__WORK ORDER__: Make an exact copy of the records, leaving out the images.

__AVAILABLE DATA__:

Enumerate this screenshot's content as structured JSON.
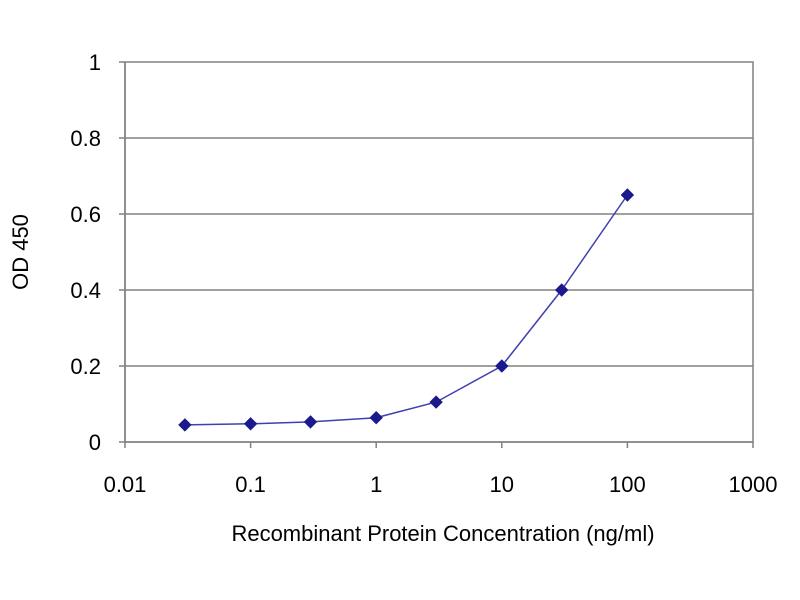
{
  "chart_data": {
    "type": "line",
    "title": "",
    "xlabel": "Recombinant Protein Concentration (ng/ml)",
    "ylabel": "OD 450",
    "x_scale": "log",
    "xlim": [
      0.01,
      1000
    ],
    "ylim": [
      0,
      1
    ],
    "x_ticks": [
      0.01,
      0.1,
      1,
      10,
      100,
      1000
    ],
    "x_tick_labels": [
      "0.01",
      "0.1",
      "1",
      "10",
      "100",
      "1000"
    ],
    "y_ticks": [
      0,
      0.2,
      0.4,
      0.6,
      0.8,
      1
    ],
    "y_tick_labels": [
      "0",
      "0.2",
      "0.4",
      "0.6",
      "0.8",
      "1"
    ],
    "grid": "horizontal",
    "legend": "none",
    "series": [
      {
        "color": "#1a1a8c",
        "marker": "diamond",
        "x": [
          0.03,
          0.1,
          0.3,
          1,
          3,
          10,
          30,
          100
        ],
        "y": [
          0.045,
          0.048,
          0.053,
          0.064,
          0.105,
          0.2,
          0.4,
          0.65
        ]
      }
    ]
  }
}
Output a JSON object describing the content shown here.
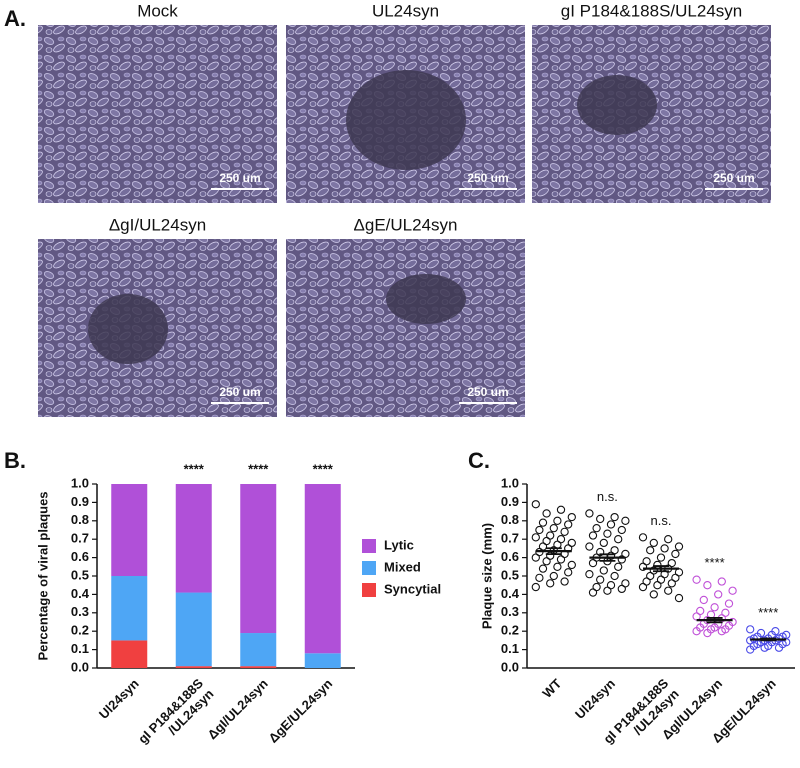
{
  "panel_a": {
    "label": "A.",
    "images": [
      {
        "title": "Mock",
        "scale": "250 um"
      },
      {
        "title": "UL24syn",
        "scale": "250 um"
      },
      {
        "title": "gI P184&188S/UL24syn",
        "scale": "250 um"
      },
      {
        "title": "ΔgI/UL24syn",
        "scale": "250 um"
      },
      {
        "title": "ΔgE/UL24syn",
        "scale": "250 um"
      }
    ]
  },
  "chart_data": [
    {
      "type": "bar",
      "stacked": true,
      "panel_label": "B.",
      "y_label": "Percentage of viral plaques",
      "categories": [
        "Ul24syn",
        "gI P184&188S\n/UL24syn",
        "ΔgI/UL24syn",
        "ΔgE/UL24syn"
      ],
      "annotations": [
        null,
        "****",
        "****",
        "****"
      ],
      "series": [
        {
          "name": "Syncytial",
          "color": "#f04040",
          "values": [
            0.15,
            0.01,
            0.01,
            0
          ]
        },
        {
          "name": "Mixed",
          "color": "#4ea6f5",
          "values": [
            0.35,
            0.4,
            0.18,
            0.08
          ]
        },
        {
          "name": "Lytic",
          "color": "#b050d8",
          "values": [
            0.5,
            0.59,
            0.81,
            0.92
          ]
        }
      ],
      "ylim": [
        0,
        1.0
      ],
      "yticks": [
        {
          "value": 0,
          "label": "0.0"
        },
        0.1,
        0.2,
        0.3,
        0.4,
        0.5,
        0.6,
        0.7,
        0.8,
        0.9,
        {
          "value": 1,
          "label": "1.0"
        }
      ],
      "legend": "right"
    },
    {
      "type": "strip",
      "panel_label": "C.",
      "y_label": "Plaque size (mm)",
      "categories": [
        "WT",
        "Ul24syn",
        "gI P184&188S\n/UL24syn",
        "ΔgI/UL24syn",
        "ΔgE/UL24syn"
      ],
      "annotations": [
        null,
        "n.s.",
        "n.s.",
        "****",
        "****"
      ],
      "colors": [
        "#111111",
        "#111111",
        "#111111",
        "#c050d8",
        "#4a4ae8"
      ],
      "series": [
        [
          0.89,
          0.86,
          0.84,
          0.82,
          0.8,
          0.79,
          0.78,
          0.76,
          0.75,
          0.74,
          0.72,
          0.71,
          0.7,
          0.69,
          0.68,
          0.67,
          0.66,
          0.65,
          0.64,
          0.63,
          0.62,
          0.61,
          0.6,
          0.59,
          0.58,
          0.56,
          0.55,
          0.54,
          0.52,
          0.5,
          0.49,
          0.47,
          0.46,
          0.44
        ],
        [
          0.84,
          0.82,
          0.81,
          0.8,
          0.78,
          0.76,
          0.75,
          0.73,
          0.72,
          0.7,
          0.68,
          0.66,
          0.64,
          0.63,
          0.62,
          0.61,
          0.6,
          0.59,
          0.58,
          0.57,
          0.55,
          0.53,
          0.51,
          0.5,
          0.48,
          0.46,
          0.45,
          0.44,
          0.43,
          0.42,
          0.41
        ],
        [
          0.71,
          0.7,
          0.68,
          0.66,
          0.65,
          0.64,
          0.62,
          0.6,
          0.58,
          0.57,
          0.56,
          0.55,
          0.54,
          0.53,
          0.52,
          0.51,
          0.5,
          0.49,
          0.48,
          0.47,
          0.46,
          0.45,
          0.44,
          0.42,
          0.4,
          0.38
        ],
        [
          0.48,
          0.47,
          0.45,
          0.42,
          0.4,
          0.37,
          0.35,
          0.33,
          0.31,
          0.3,
          0.29,
          0.28,
          0.27,
          0.26,
          0.25,
          0.24,
          0.24,
          0.23,
          0.22,
          0.22,
          0.21,
          0.21,
          0.2,
          0.2,
          0.19
        ],
        [
          0.21,
          0.2,
          0.19,
          0.18,
          0.18,
          0.17,
          0.17,
          0.16,
          0.16,
          0.16,
          0.15,
          0.15,
          0.15,
          0.14,
          0.14,
          0.14,
          0.13,
          0.13,
          0.12,
          0.12,
          0.11,
          0.11,
          0.1
        ]
      ],
      "means": [
        0.635,
        0.6,
        0.54,
        0.26,
        0.155
      ],
      "errors": [
        0.016,
        0.018,
        0.014,
        0.012,
        0.005
      ],
      "ylim": [
        0,
        1.0
      ],
      "yticks": [
        {
          "value": 0,
          "label": "0.0"
        },
        0.1,
        0.2,
        0.3,
        0.4,
        0.5,
        0.6,
        0.7,
        0.8,
        0.9,
        {
          "value": 1,
          "label": "1.0"
        }
      ]
    }
  ]
}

__RESULT OF THE EXERCISE__:
Enumerate this screenshot's content as structured JSON.
{
  "chart_data": {
    "type": "line",
    "title": "",
    "xlabel": "Recombinant Protein Concentration (ng/ml)",
    "ylabel": "OD 450",
    "x_scale": "log",
    "xlim": [
      0.01,
      1000
    ],
    "ylim": [
      0,
      1
    ],
    "x_ticks": [
      0.01,
      0.1,
      1,
      10,
      100,
      1000
    ],
    "x_tick_labels": [
      "0.01",
      "0.1",
      "1",
      "10",
      "100",
      "1000"
    ],
    "y_ticks": [
      0,
      0.2,
      0.4,
      0.6,
      0.8,
      1
    ],
    "y_tick_labels": [
      "0",
      "0.2",
      "0.4",
      "0.6",
      "0.8",
      "1"
    ],
    "grid": "horizontal",
    "legend": "none",
    "series": [
      {
        "color": "#1a1a8c",
        "marker": "diamond",
        "x": [
          0.03,
          0.1,
          0.3,
          1,
          3,
          10,
          30,
          100
        ],
        "y": [
          0.045,
          0.048,
          0.053,
          0.064,
          0.105,
          0.2,
          0.4,
          0.65
        ]
      }
    ]
  }
}
Output a JSON object describing the content shown here.
{
  "panel_a": {
    "label": "A.",
    "images": [
      {
        "title": "Mock",
        "scale": "250 um"
      },
      {
        "title": "UL24syn",
        "scale": "250 um"
      },
      {
        "title": "gI P184&188S/UL24syn",
        "scale": "250 um"
      },
      {
        "title": "ΔgI/UL24syn",
        "scale": "250 um"
      },
      {
        "title": "ΔgE/UL24syn",
        "scale": "250 um"
      }
    ]
  },
  "chart_data": [
    {
      "type": "bar",
      "stacked": true,
      "panel_label": "B.",
      "y_label": "Percentage of viral plaques",
      "categories": [
        "Ul24syn",
        "gI P184&188S\n/UL24syn",
        "ΔgI/UL24syn",
        "ΔgE/UL24syn"
      ],
      "annotations": [
        null,
        "****",
        "****",
        "****"
      ],
      "series": [
        {
          "name": "Syncytial",
          "color": "#f04040",
          "values": [
            0.15,
            0.01,
            0.01,
            0
          ]
        },
        {
          "name": "Mixed",
          "color": "#4ea6f5",
          "values": [
            0.35,
            0.4,
            0.18,
            0.08
          ]
        },
        {
          "name": "Lytic",
          "color": "#b050d8",
          "values": [
            0.5,
            0.59,
            0.81,
            0.92
          ]
        }
      ],
      "ylim": [
        0,
        1.0
      ],
      "yticks": [
        {
          "value": 0,
          "label": "0.0"
        },
        0.1,
        0.2,
        0.3,
        0.4,
        0.5,
        0.6,
        0.7,
        0.8,
        0.9,
        {
          "value": 1,
          "label": "1.0"
        }
      ],
      "legend": "right"
    },
    {
      "type": "strip",
      "panel_label": "C.",
      "y_label": "Plaque size (mm)",
      "categories": [
        "WT",
        "Ul24syn",
        "gI P184&188S\n/UL24syn",
        "ΔgI/UL24syn",
        "ΔgE/UL24syn"
      ],
      "annotations": [
        null,
        "n.s.",
        "n.s.",
        "****",
        "****"
      ],
      "colors": [
        "#111111",
        "#111111",
        "#111111",
        "#c050d8",
        "#4a4ae8"
      ],
      "series": [
        [
          0.89,
          0.86,
          0.84,
          0.82,
          0.8,
          0.79,
          0.78,
          0.76,
          0.75,
          0.74,
          0.72,
          0.71,
          0.7,
          0.69,
          0.68,
          0.67,
          0.66,
          0.65,
          0.64,
          0.63,
          0.62,
          0.61,
          0.6,
          0.59,
          0.58,
          0.56,
          0.55,
          0.54,
          0.52,
          0.5,
          0.49,
          0.47,
          0.46,
          0.44
        ],
        [
          0.84,
          0.82,
          0.81,
          0.8,
          0.78,
          0.76,
          0.75,
          0.73,
          0.72,
          0.7,
          0.68,
          0.66,
          0.64,
          0.63,
          0.62,
          0.61,
          0.6,
          0.59,
          0.58,
          0.57,
          0.55,
          0.53,
          0.51,
          0.5,
          0.48,
          0.46,
          0.45,
          0.44,
          0.43,
          0.42,
          0.41
        ],
        [
          0.71,
          0.7,
          0.68,
          0.66,
          0.65,
          0.64,
          0.62,
          0.6,
          0.58,
          0.57,
          0.56,
          0.55,
          0.54,
          0.53,
          0.52,
          0.51,
          0.5,
          0.49,
          0.48,
          0.47,
          0.46,
          0.45,
          0.44,
          0.42,
          0.4,
          0.38
        ],
        [
          0.48,
          0.47,
          0.45,
          0.42,
          0.4,
          0.37,
          0.35,
          0.33,
          0.31,
          0.3,
          0.29,
          0.28,
          0.27,
          0.26,
          0.25,
          0.24,
          0.24,
          0.23,
          0.22,
          0.22,
          0.21,
          0.21,
          0.2,
          0.2,
          0.19
        ],
        [
          0.21,
          0.2,
          0.19,
          0.18,
          0.18,
          0.17,
          0.17,
          0.16,
          0.16,
          0.16,
          0.15,
          0.15,
          0.15,
          0.14,
          0.14,
          0.14,
          0.13,
          0.13,
          0.12,
          0.12,
          0.11,
          0.11,
          0.1
        ]
      ],
      "means": [
        0.635,
        0.6,
        0.54,
        0.26,
        0.155
      ],
      "errors": [
        0.016,
        0.018,
        0.014,
        0.012,
        0.005
      ],
      "ylim": [
        0,
        1.0
      ],
      "yticks": [
        {
          "value": 0,
          "label": "0.0"
        },
        0.1,
        0.2,
        0.3,
        0.4,
        0.5,
        0.6,
        0.7,
        0.8,
        0.9,
        {
          "value": 1,
          "label": "1.0"
        }
      ]
    }
  ]
}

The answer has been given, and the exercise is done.